* [PROBLEM TO SOLVE]: Using the records below, count the lines with "JSON" in them. Give the number only.

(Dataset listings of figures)
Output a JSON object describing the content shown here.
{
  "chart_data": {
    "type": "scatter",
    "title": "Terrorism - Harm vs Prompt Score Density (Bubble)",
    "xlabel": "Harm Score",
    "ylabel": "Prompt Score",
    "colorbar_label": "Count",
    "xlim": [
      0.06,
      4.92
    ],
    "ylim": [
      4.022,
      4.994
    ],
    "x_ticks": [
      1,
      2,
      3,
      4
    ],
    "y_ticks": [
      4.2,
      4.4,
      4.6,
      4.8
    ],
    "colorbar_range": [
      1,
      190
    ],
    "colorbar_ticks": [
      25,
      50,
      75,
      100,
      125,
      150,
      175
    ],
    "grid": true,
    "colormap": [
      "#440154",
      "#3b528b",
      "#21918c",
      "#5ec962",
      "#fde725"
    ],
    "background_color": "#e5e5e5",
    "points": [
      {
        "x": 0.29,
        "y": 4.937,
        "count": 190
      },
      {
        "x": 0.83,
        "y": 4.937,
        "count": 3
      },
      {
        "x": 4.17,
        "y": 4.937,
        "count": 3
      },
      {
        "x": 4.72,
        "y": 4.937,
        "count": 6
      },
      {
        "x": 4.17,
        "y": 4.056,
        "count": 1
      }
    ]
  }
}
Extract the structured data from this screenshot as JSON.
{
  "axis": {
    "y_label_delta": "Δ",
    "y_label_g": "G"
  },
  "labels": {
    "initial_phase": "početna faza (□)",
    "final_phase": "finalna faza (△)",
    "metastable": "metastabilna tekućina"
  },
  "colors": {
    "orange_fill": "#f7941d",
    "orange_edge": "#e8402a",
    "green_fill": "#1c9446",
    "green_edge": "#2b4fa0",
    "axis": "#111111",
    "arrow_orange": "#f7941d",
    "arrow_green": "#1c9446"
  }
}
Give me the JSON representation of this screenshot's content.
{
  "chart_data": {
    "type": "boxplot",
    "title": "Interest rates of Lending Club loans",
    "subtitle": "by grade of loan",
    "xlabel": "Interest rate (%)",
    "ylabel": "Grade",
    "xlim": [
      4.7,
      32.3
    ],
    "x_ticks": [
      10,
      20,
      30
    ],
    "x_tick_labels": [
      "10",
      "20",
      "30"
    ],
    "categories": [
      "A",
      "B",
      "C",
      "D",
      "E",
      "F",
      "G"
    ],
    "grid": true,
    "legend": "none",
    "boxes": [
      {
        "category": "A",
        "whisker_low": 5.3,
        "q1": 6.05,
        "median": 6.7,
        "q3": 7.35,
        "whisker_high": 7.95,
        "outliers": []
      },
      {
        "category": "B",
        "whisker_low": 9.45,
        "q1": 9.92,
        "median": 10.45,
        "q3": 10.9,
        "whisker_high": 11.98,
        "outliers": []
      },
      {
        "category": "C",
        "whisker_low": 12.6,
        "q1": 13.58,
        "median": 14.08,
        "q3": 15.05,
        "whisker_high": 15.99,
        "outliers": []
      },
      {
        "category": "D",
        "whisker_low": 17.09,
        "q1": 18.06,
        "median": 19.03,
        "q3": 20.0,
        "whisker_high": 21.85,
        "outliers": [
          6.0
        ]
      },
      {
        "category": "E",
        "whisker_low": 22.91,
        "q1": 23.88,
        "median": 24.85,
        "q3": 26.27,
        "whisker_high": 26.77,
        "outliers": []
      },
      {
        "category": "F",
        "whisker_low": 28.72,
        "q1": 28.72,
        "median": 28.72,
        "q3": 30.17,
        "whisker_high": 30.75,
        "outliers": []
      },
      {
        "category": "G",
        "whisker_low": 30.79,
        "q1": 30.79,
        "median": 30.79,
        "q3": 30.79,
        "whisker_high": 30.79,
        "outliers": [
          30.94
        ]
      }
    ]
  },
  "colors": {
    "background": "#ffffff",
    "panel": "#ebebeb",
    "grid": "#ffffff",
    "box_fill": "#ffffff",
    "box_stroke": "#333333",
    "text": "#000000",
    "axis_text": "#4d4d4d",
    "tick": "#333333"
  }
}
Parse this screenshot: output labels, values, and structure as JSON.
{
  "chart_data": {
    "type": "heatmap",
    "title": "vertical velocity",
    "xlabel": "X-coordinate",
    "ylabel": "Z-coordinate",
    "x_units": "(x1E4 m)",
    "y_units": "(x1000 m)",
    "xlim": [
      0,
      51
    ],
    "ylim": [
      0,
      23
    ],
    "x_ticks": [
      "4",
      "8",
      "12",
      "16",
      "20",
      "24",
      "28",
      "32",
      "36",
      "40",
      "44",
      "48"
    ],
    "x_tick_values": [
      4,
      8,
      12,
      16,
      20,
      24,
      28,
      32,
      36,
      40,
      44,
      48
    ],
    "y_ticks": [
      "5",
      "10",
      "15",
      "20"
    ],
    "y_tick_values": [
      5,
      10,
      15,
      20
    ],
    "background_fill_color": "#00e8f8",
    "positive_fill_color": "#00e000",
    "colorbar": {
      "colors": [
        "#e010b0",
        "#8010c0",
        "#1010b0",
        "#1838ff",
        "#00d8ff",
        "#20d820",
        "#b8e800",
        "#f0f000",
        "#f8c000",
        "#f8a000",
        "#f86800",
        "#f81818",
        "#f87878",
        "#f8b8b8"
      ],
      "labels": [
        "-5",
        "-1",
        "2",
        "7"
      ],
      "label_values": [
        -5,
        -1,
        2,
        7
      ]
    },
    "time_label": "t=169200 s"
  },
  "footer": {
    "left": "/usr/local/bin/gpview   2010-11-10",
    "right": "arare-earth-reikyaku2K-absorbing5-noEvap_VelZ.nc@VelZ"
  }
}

* [RESPONSE TO THIS EXERCISE]: 4